=== Text block ===

Even though there is still snow on ground I can tell spring and summer is just around the corner because I’ve already started to hear/read Christian people talking about female modesty. My heart aches every time this subject comes up. I start by questioning my own motivates. If you know me even a little bit you’ll know that I like fashion. But more than that I like creativity. I take joy in expressing myself in the way I dress but also in how I decorate my house, plan a party, or even the crafts I enjoy doing with my kids. The world God created is beautiful, colorful, and expressive and I can’t imagine enjoying those things is necessarily a sin. While getting dressed, I do think about the clothes I’ve put on and have sometimes changed because I’m afraid that certain movements would expose more than I wish. I have tried on dresses that were on trend and looked good on me but I didn’t buy them because I knew they more than accentuated my form. I don’t think a call to modesty in and of itself is bad. I, however, don’t make these choices because I’m afraid of what other men will think; I do it because God created my body and I want to honor Him and in doing so, I’m more comfortable.  It is not my desire to have any man (other than Jer) look at me lustfully. I do hope that Jeremy enjoys the way I dress and I will admit that there are certain women (who’s style I admire) that I enjoy getting compliments from - I do sometimes wrestle with if this possibly makes be vain/immodest.  But turning another man’s head never cross my mind. Attracting them is not what’s in my heart, so I honestly don’t think of them. I hate being reminded/told that even though I don’t want their coveting thoughts that I am somehow at fault for them. That I’m some how responsible for their coveting hearts.

=== Rows ===

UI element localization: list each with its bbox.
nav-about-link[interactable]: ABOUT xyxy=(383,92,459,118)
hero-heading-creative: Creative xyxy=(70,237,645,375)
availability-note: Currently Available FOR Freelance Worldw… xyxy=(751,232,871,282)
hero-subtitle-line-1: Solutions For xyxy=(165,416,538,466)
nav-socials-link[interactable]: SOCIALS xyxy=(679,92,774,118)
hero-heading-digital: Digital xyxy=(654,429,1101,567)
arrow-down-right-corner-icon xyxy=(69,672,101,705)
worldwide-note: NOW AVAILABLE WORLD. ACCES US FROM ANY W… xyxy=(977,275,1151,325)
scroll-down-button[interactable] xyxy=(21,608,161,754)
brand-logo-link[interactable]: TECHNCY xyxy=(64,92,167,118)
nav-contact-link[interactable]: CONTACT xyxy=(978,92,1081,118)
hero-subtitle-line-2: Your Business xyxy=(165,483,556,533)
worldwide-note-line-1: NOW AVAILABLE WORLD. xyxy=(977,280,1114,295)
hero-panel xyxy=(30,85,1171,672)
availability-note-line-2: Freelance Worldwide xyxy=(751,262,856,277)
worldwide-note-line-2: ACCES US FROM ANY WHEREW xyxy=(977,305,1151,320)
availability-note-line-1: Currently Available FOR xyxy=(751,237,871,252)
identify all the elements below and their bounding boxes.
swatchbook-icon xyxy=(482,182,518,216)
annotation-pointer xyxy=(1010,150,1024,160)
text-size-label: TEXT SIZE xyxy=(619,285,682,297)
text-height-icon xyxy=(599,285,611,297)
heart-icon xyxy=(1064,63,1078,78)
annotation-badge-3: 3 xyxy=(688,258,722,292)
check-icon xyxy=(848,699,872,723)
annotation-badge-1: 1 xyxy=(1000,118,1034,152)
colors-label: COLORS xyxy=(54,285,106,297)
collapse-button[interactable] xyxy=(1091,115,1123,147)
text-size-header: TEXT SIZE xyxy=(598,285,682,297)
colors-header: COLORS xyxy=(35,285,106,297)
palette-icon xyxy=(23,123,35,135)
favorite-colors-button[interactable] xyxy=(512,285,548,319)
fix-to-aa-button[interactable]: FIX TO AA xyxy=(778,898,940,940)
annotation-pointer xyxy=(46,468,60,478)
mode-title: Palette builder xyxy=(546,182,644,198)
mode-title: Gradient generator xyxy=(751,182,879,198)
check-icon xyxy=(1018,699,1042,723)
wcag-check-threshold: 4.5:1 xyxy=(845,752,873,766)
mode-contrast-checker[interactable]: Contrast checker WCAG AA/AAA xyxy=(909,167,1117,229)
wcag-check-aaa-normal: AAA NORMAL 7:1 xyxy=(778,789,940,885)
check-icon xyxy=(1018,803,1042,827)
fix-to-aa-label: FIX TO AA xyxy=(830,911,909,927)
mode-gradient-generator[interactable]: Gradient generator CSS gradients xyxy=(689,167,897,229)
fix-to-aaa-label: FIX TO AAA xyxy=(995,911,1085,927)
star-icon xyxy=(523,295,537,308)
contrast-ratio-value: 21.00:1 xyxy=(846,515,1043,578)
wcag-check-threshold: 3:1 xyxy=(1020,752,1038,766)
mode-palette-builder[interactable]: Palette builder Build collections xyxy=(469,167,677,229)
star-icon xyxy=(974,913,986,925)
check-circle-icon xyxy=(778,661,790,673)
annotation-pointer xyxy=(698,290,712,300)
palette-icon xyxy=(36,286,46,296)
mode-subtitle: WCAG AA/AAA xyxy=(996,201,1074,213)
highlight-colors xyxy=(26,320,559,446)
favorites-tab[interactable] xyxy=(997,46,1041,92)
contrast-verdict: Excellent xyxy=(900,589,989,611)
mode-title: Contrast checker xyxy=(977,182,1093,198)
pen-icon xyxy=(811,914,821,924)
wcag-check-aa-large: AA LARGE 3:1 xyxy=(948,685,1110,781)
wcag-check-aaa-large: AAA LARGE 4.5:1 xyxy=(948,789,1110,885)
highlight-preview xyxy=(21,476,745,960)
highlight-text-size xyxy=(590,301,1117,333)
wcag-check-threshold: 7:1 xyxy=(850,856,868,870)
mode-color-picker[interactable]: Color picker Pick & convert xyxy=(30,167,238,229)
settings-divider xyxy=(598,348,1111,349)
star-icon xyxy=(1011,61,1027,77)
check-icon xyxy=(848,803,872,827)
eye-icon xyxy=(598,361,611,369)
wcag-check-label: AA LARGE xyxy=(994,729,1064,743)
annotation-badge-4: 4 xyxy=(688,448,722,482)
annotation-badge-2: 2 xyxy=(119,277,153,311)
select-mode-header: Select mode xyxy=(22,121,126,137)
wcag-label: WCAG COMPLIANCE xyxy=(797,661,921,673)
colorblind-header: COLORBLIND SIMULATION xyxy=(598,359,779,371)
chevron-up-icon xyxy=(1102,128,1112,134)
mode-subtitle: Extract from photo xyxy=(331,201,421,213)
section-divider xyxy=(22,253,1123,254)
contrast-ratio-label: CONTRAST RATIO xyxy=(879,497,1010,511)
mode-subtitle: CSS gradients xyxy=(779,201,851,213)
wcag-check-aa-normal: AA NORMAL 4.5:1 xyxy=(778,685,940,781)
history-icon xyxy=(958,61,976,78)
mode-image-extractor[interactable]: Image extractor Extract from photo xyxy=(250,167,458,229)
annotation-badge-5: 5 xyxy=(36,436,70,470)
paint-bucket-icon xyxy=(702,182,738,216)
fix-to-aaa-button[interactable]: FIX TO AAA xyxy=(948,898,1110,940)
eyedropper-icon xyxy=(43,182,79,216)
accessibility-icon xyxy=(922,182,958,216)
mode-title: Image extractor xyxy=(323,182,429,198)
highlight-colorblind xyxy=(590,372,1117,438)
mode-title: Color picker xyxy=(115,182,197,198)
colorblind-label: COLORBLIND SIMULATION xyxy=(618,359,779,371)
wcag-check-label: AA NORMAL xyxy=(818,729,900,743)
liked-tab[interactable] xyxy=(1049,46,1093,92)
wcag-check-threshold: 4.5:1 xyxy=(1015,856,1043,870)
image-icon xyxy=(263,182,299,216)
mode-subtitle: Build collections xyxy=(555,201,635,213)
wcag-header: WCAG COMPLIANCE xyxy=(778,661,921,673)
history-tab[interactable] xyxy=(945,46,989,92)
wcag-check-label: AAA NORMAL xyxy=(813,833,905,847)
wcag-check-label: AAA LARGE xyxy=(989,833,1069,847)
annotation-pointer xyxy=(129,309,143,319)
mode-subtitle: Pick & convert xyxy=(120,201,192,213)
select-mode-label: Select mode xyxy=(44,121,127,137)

===

**Given problem**
Write the next part of the text on modesty, picking up after its last sentence.

**The answer**
The page has been taken down now, but the website "The Rebelution" did a survey on what Christian men thought were modest and immodest attire for woman. (*If you are really interested some of the results can be seen here*) It was a bit comical because if you wanted to dress modestly for all of the 1600+ men who responded there was really nothing left to wear but maybe an Amish outfit - without the apron because it could accentuate your waist. And even then women would need to be careful not to stretch, to walk without swaying or bouncing, and to not bend over in front of men. Once again, I don't think there anything wrong with modesty; I just don't think women should have to be militant about there clothes, body movements, or facial expressions just so men (especially Christian men) don't have to take minute to exam their own souls.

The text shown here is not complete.